Data entries:
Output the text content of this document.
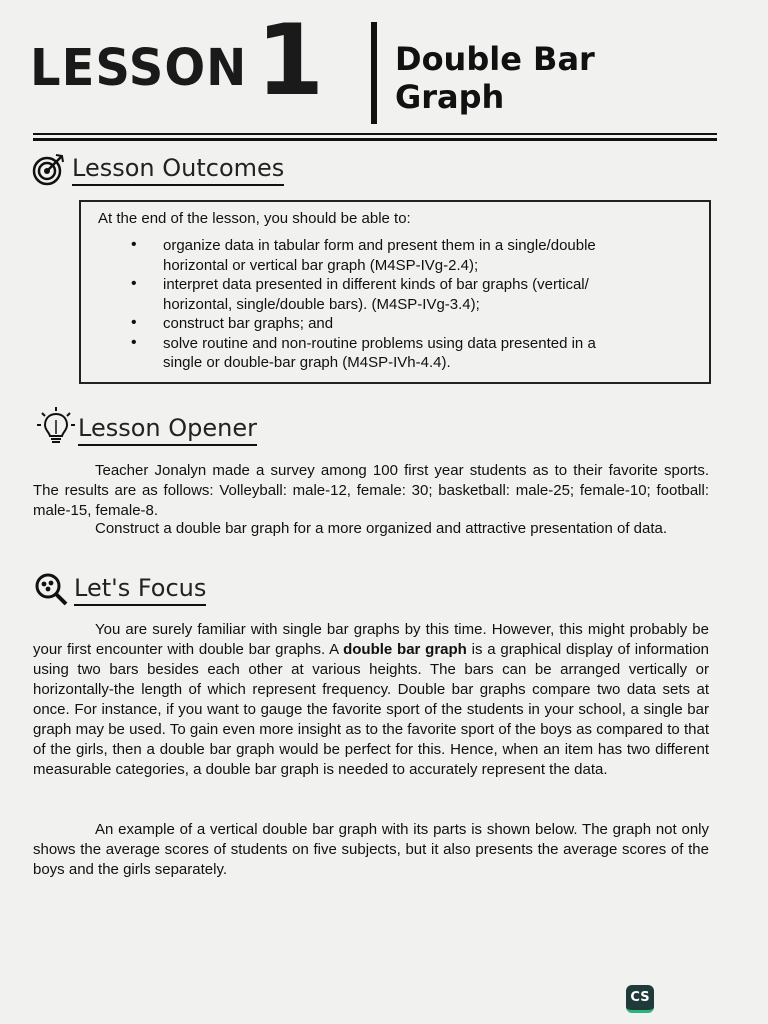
LESSON 1 Double Bar
Graph
Lesson Outcomes
At the end of the lesson, you should be able to:
• organize data in tabular form and present them in a single/double
horizontal or vertical bar graph (M4SP-IVg-2.4);
• interpret data presented in different kinds of bar graphs (vertical/
horizontal, single/double bars). (M4SP-IVg-3.4);
• construct bar graphs; and
• solve routine and non-routine problems using data presented in a
single or double-bar graph (M4SP-IVh-4.4).
Lesson Opener

Teacher Jonalyn made a survey among 100 first year students as to their favorite sports. The results are as follows: Volleyball: male-12, female: 30; basketball: male-25; female-10; football: male-15, female-8.

Construct a double bar graph for a more organized and attractive presentation of data.

Let's Focus

You are surely familiar with single bar graphs by this time. However, this might probably be your first encounter with double bar graphs. A double bar graph is a graphical display of information using two bars besides each other at various heights. The bars can be arranged vertically or horizontally-the length of which represent frequency. Double bar graphs compare two data sets at once. For instance, if you want to gauge the favorite sport of the students in your school, a single bar graph may be used. To gain even more insight as to the favorite sport of the boys as compared to that of the girls, then a double bar graph would be perfect for this. Hence, when an item has two different measurable categories, a double bar graph is needed to accurately represent the data.

An example of a vertical double bar graph with its parts is shown below. The graph not only shows the average scores of students on five subjects, but it also presents the average scores of the boys and the girls separately.

CS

Your goal: Give the data above again in full and unchanged, skipping the pictures.

Exercise solution:
Output the text content of this document.
LESSON 1 Double Bar
Graph
Lesson Outcomes
At the end of the lesson, you should be able to:
• organize data in tabular form and present them in a single/double
horizontal or vertical bar graph (M4SP-IVg-2.4);
• interpret data presented in different kinds of bar graphs (vertical/
horizontal, single/double bars). (M4SP-IVg-3.4);
• construct bar graphs; and
• solve routine and non-routine problems using data presented in a
single or double-bar graph (M4SP-IVh-4.4).
Lesson Opener

Teacher Jonalyn made a survey among 100 first year students as to their favorite sports. The results are as follows: Volleyball: male-12, female: 30; basketball: male-25; female-10; football: male-15, female-8.

Construct a double bar graph for a more organized and attractive presentation of data.

Let's Focus

You are surely familiar with single bar graphs by this time. However, this might probably be your first encounter with double bar graphs. A double bar graph is a graphical display of information using two bars besides each other at various heights. The bars can be arranged vertically or horizontally-the length of which represent frequency. Double bar graphs compare two data sets at once. For instance, if you want to gauge the favorite sport of the students in your school, a single bar graph may be used. To gain even more insight as to the favorite sport of the boys as compared to that of the girls, then a double bar graph would be perfect for this. Hence, when an item has two different measurable categories, a double bar graph is needed to accurately represent the data.

An example of a vertical double bar graph with its parts is shown below. The graph not only shows the average scores of students on five subjects, but it also presents the average scores of the boys and the girls separately.

CS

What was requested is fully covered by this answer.